→ Work instructions: Write out only the lines from the line that holds "Parse this screenshot: output" to the end of the listing below, inclusive, with the pictures omitted.
Start
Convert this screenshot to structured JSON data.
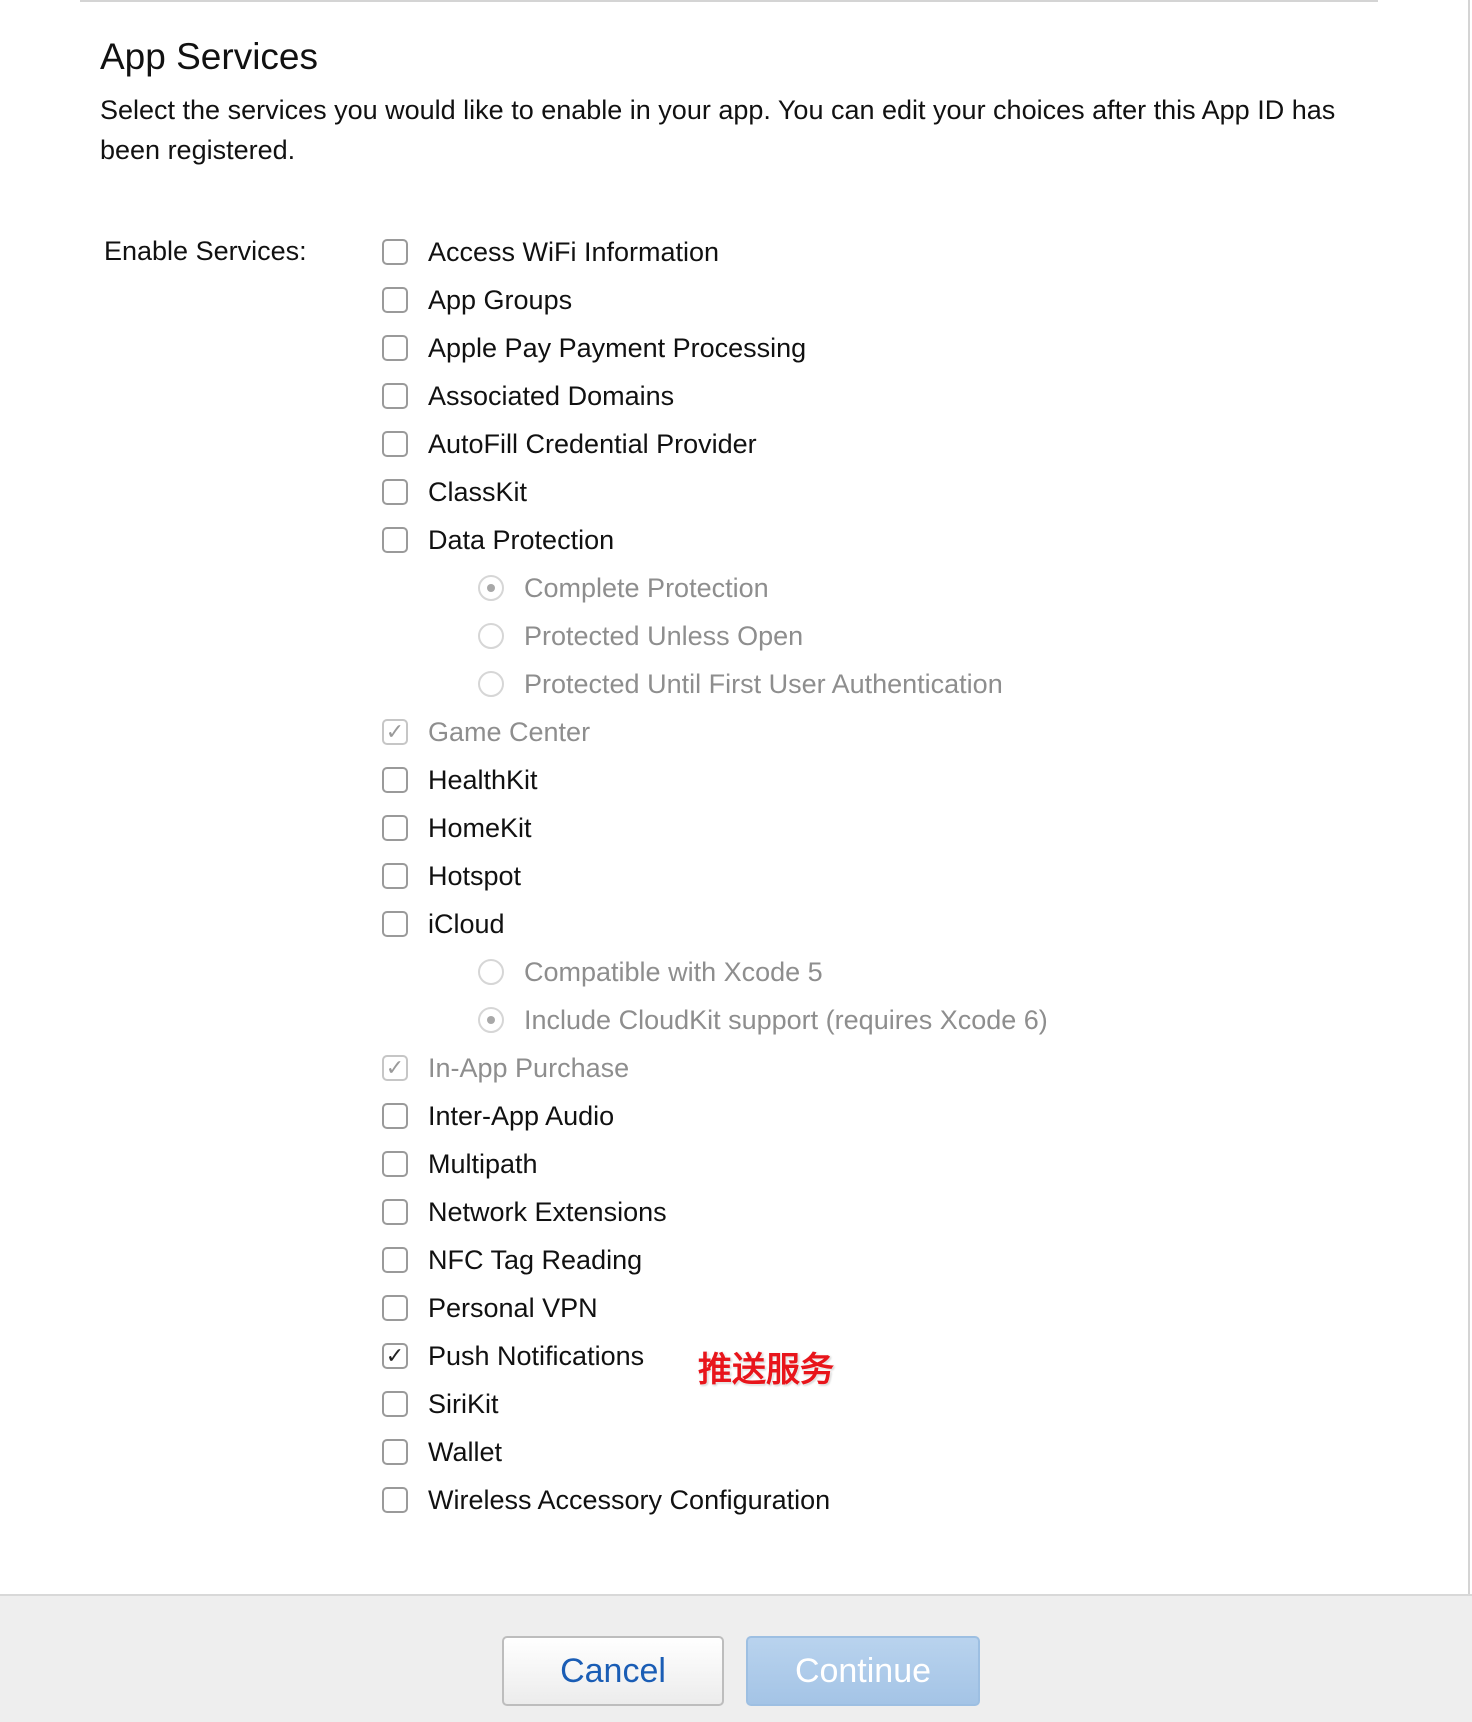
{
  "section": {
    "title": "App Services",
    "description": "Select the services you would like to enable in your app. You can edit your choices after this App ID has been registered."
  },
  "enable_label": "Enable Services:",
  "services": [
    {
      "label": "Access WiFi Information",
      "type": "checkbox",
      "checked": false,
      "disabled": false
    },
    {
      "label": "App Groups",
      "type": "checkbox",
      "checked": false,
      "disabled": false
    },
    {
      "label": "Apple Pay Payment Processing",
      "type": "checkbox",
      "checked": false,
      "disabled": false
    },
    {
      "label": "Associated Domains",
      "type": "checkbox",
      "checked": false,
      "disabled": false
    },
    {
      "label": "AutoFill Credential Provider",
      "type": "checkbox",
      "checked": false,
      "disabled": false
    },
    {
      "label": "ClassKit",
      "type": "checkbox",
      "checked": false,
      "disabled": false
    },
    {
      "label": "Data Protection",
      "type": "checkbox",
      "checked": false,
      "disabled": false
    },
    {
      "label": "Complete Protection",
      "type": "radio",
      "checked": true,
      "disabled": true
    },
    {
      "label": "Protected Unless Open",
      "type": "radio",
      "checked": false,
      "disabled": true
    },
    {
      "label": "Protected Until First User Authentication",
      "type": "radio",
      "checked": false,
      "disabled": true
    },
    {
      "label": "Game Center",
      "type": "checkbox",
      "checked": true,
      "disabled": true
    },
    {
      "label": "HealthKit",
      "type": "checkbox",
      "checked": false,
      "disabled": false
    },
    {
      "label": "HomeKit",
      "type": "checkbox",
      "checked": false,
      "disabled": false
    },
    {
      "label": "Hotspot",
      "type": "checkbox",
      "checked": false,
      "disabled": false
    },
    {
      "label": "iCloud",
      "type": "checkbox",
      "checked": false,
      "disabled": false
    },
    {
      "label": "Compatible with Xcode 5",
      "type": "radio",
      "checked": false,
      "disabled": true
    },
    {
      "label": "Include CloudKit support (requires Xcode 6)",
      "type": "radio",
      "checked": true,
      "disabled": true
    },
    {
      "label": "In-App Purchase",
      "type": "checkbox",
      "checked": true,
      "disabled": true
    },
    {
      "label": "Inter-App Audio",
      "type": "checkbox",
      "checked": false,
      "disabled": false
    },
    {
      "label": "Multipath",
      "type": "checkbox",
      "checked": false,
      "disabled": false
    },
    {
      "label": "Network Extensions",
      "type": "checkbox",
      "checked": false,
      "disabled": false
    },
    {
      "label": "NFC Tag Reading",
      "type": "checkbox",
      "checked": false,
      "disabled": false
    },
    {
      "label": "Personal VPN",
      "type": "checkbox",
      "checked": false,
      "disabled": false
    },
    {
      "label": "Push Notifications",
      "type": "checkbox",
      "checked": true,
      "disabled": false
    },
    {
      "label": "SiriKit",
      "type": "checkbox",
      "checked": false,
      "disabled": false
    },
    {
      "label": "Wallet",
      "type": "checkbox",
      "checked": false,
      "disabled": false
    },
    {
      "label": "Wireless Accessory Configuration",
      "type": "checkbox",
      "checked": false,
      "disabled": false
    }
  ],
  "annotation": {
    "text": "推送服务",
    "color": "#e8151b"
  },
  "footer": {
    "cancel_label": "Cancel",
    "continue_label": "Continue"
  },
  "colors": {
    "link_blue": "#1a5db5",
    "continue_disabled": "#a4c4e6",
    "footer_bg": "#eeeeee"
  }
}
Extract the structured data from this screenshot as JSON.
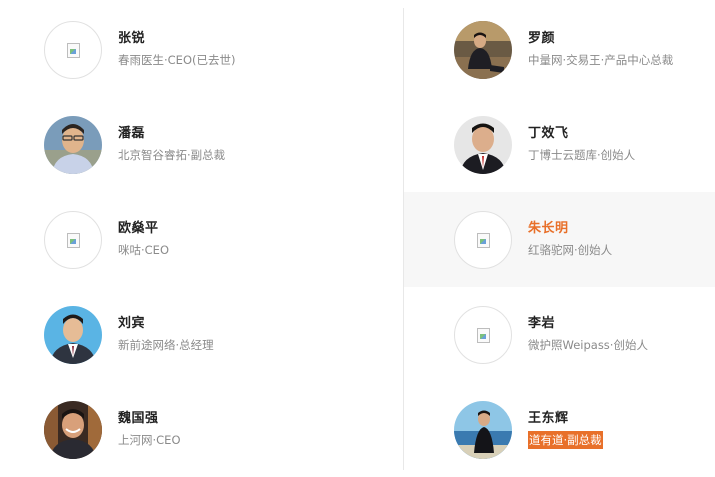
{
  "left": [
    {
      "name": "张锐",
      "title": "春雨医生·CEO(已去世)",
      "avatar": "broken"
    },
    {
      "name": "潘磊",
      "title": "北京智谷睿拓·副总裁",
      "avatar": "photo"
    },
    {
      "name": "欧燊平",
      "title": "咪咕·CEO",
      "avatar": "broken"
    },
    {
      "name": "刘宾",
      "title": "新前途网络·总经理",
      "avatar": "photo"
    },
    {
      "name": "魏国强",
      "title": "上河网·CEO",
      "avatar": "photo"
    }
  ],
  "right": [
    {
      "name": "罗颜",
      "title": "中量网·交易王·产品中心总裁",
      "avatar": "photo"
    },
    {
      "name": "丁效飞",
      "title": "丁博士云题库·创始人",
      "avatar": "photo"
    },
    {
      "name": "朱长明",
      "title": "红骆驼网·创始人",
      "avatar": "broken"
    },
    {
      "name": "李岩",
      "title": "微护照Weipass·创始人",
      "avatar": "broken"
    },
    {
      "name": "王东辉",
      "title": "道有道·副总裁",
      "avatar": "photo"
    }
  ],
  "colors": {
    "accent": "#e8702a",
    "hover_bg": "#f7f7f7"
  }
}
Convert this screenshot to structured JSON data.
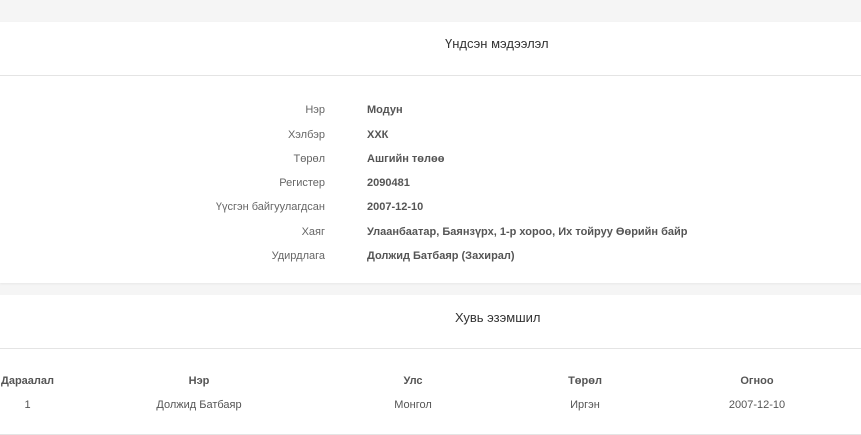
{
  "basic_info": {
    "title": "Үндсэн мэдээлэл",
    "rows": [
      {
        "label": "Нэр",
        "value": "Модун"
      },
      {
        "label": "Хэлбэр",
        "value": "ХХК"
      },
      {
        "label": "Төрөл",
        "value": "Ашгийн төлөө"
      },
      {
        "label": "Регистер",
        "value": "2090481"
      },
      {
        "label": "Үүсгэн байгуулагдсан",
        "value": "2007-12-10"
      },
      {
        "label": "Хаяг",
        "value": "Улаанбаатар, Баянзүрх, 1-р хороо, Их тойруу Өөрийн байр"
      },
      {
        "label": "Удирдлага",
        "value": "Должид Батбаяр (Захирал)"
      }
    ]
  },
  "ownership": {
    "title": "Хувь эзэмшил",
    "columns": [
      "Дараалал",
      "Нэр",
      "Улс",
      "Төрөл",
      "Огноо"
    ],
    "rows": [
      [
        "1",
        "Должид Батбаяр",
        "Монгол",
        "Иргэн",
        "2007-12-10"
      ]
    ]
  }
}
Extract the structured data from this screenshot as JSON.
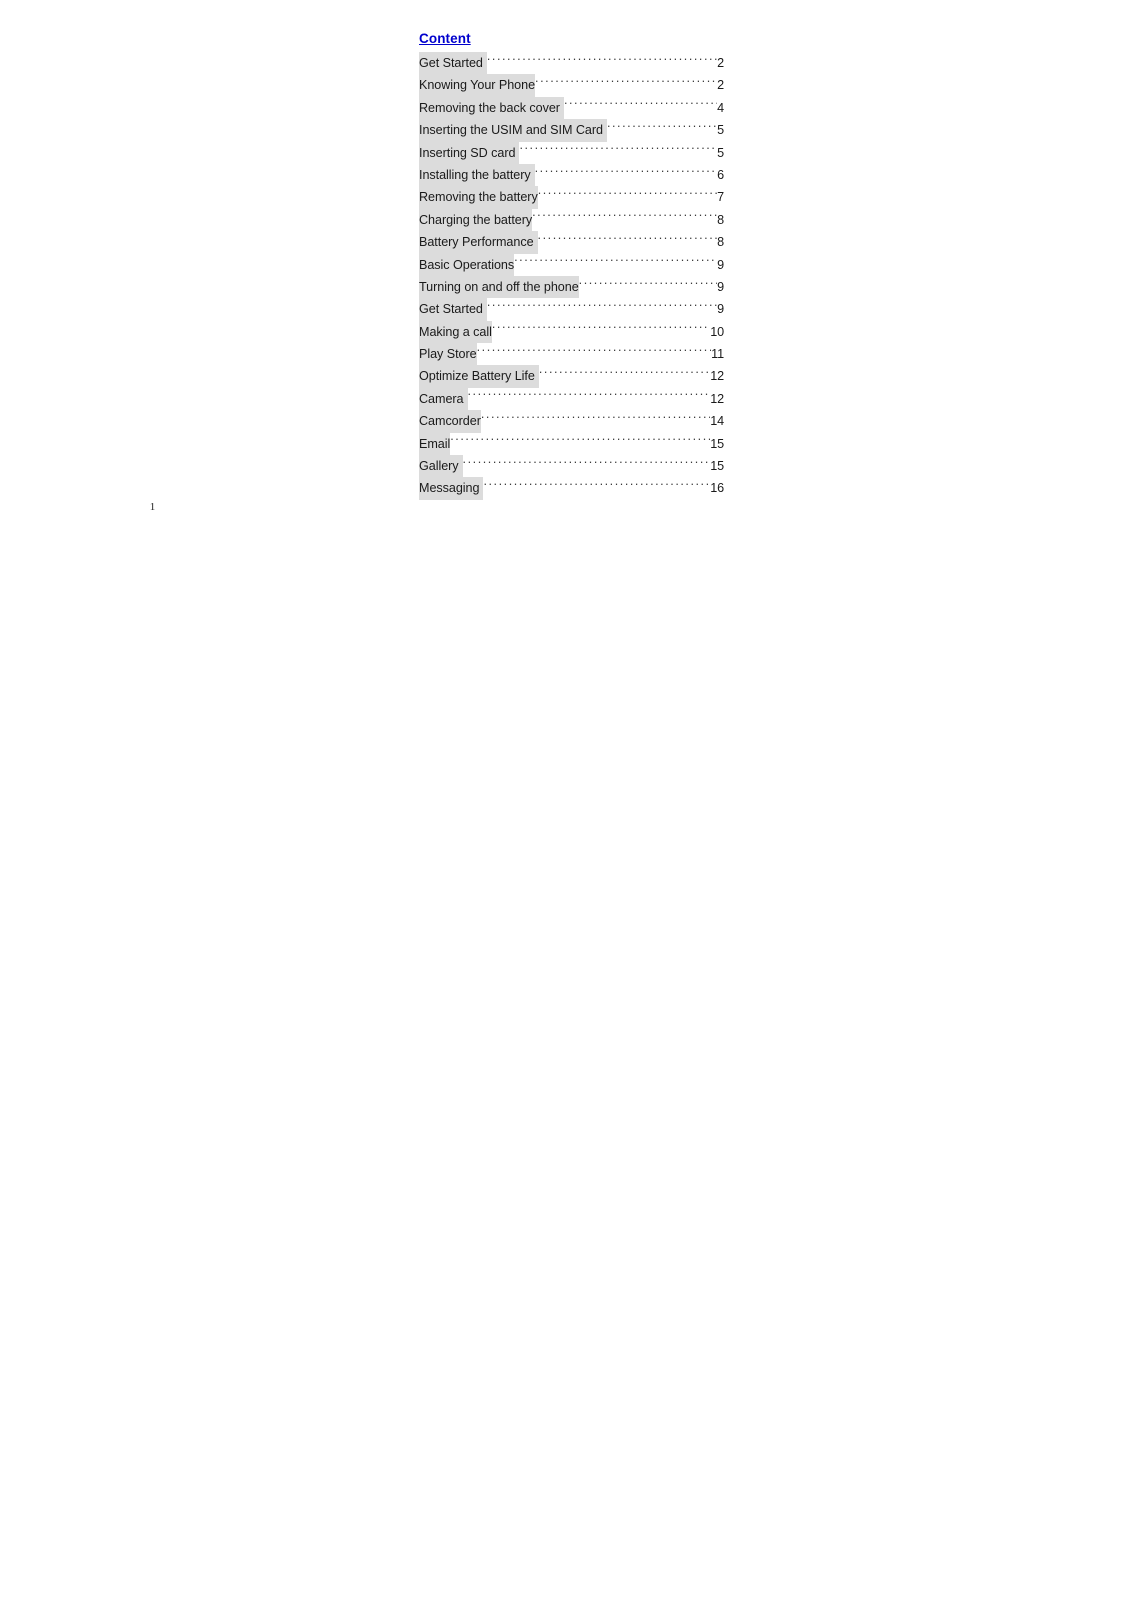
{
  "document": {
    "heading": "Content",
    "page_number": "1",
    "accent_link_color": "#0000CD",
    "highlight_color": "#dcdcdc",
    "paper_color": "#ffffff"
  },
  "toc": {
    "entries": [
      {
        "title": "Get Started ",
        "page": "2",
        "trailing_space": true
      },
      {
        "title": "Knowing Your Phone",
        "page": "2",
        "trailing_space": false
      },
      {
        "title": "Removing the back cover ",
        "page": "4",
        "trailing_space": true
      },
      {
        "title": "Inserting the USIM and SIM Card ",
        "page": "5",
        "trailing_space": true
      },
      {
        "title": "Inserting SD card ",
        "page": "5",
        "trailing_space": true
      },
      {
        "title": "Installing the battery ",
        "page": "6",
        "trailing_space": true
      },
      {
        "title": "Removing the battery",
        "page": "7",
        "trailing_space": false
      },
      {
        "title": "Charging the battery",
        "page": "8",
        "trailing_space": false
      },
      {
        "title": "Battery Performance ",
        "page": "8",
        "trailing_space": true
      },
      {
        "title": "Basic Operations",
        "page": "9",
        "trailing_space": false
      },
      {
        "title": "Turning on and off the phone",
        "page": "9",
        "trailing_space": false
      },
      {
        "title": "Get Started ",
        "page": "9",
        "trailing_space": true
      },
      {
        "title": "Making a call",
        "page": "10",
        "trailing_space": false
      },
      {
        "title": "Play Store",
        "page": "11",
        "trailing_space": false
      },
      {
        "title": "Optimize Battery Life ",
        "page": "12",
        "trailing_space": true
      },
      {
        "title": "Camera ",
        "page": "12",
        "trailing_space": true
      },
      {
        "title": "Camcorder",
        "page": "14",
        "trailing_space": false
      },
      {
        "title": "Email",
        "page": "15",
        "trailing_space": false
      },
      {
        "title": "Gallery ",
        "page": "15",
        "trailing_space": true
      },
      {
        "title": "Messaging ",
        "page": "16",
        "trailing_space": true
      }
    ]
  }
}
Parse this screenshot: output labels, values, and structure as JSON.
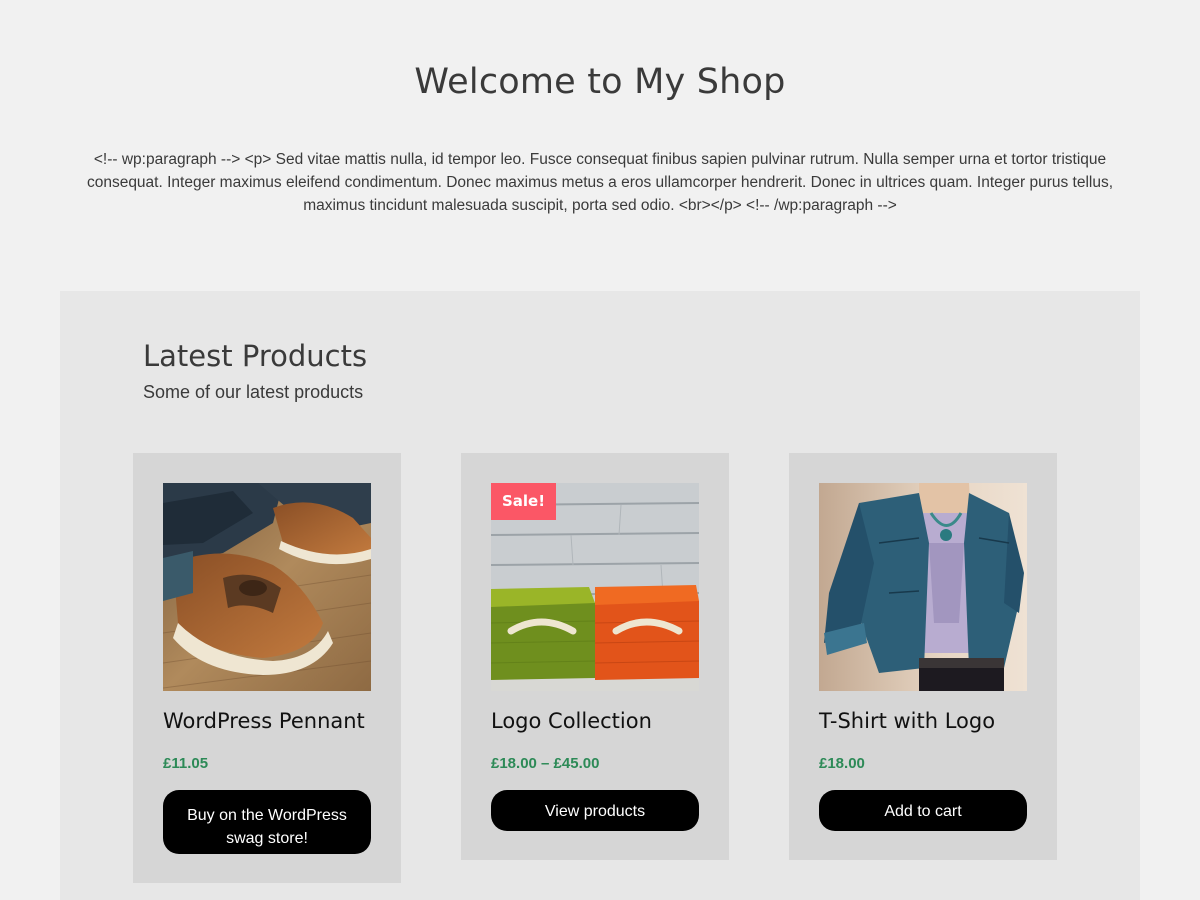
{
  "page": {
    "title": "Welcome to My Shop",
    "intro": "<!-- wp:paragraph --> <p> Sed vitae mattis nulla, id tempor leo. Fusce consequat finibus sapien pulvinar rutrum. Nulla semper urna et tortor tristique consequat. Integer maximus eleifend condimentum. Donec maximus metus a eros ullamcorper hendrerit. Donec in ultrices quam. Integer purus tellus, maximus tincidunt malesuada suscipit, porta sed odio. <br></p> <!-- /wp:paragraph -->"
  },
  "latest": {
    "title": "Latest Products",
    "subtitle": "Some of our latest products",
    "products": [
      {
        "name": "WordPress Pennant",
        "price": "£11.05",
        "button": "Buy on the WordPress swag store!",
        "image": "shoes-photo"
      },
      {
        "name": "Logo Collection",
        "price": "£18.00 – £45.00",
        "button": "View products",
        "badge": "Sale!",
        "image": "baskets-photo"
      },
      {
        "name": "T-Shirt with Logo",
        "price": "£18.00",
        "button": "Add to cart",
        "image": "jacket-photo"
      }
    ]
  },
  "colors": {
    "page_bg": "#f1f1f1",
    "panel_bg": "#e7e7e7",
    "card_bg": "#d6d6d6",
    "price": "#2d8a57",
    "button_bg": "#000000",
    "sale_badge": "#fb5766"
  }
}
End
→ Full answer:
Parse this screenshot: output labels, values, and structure as JSON.
{
  "page": {
    "title": "Welcome to My Shop",
    "intro": "<!-- wp:paragraph --> <p> Sed vitae mattis nulla, id tempor leo. Fusce consequat finibus sapien pulvinar rutrum. Nulla semper urna et tortor tristique consequat. Integer maximus eleifend condimentum. Donec maximus metus a eros ullamcorper hendrerit. Donec in ultrices quam. Integer purus tellus, maximus tincidunt malesuada suscipit, porta sed odio. <br></p> <!-- /wp:paragraph -->"
  },
  "latest": {
    "title": "Latest Products",
    "subtitle": "Some of our latest products",
    "products": [
      {
        "name": "WordPress Pennant",
        "price": "£11.05",
        "button": "Buy on the WordPress swag store!",
        "image": "shoes-photo"
      },
      {
        "name": "Logo Collection",
        "price": "£18.00 – £45.00",
        "button": "View products",
        "badge": "Sale!",
        "image": "baskets-photo"
      },
      {
        "name": "T-Shirt with Logo",
        "price": "£18.00",
        "button": "Add to cart",
        "image": "jacket-photo"
      }
    ]
  },
  "colors": {
    "page_bg": "#f1f1f1",
    "panel_bg": "#e7e7e7",
    "card_bg": "#d6d6d6",
    "price": "#2d8a57",
    "button_bg": "#000000",
    "sale_badge": "#fb5766"
  }
}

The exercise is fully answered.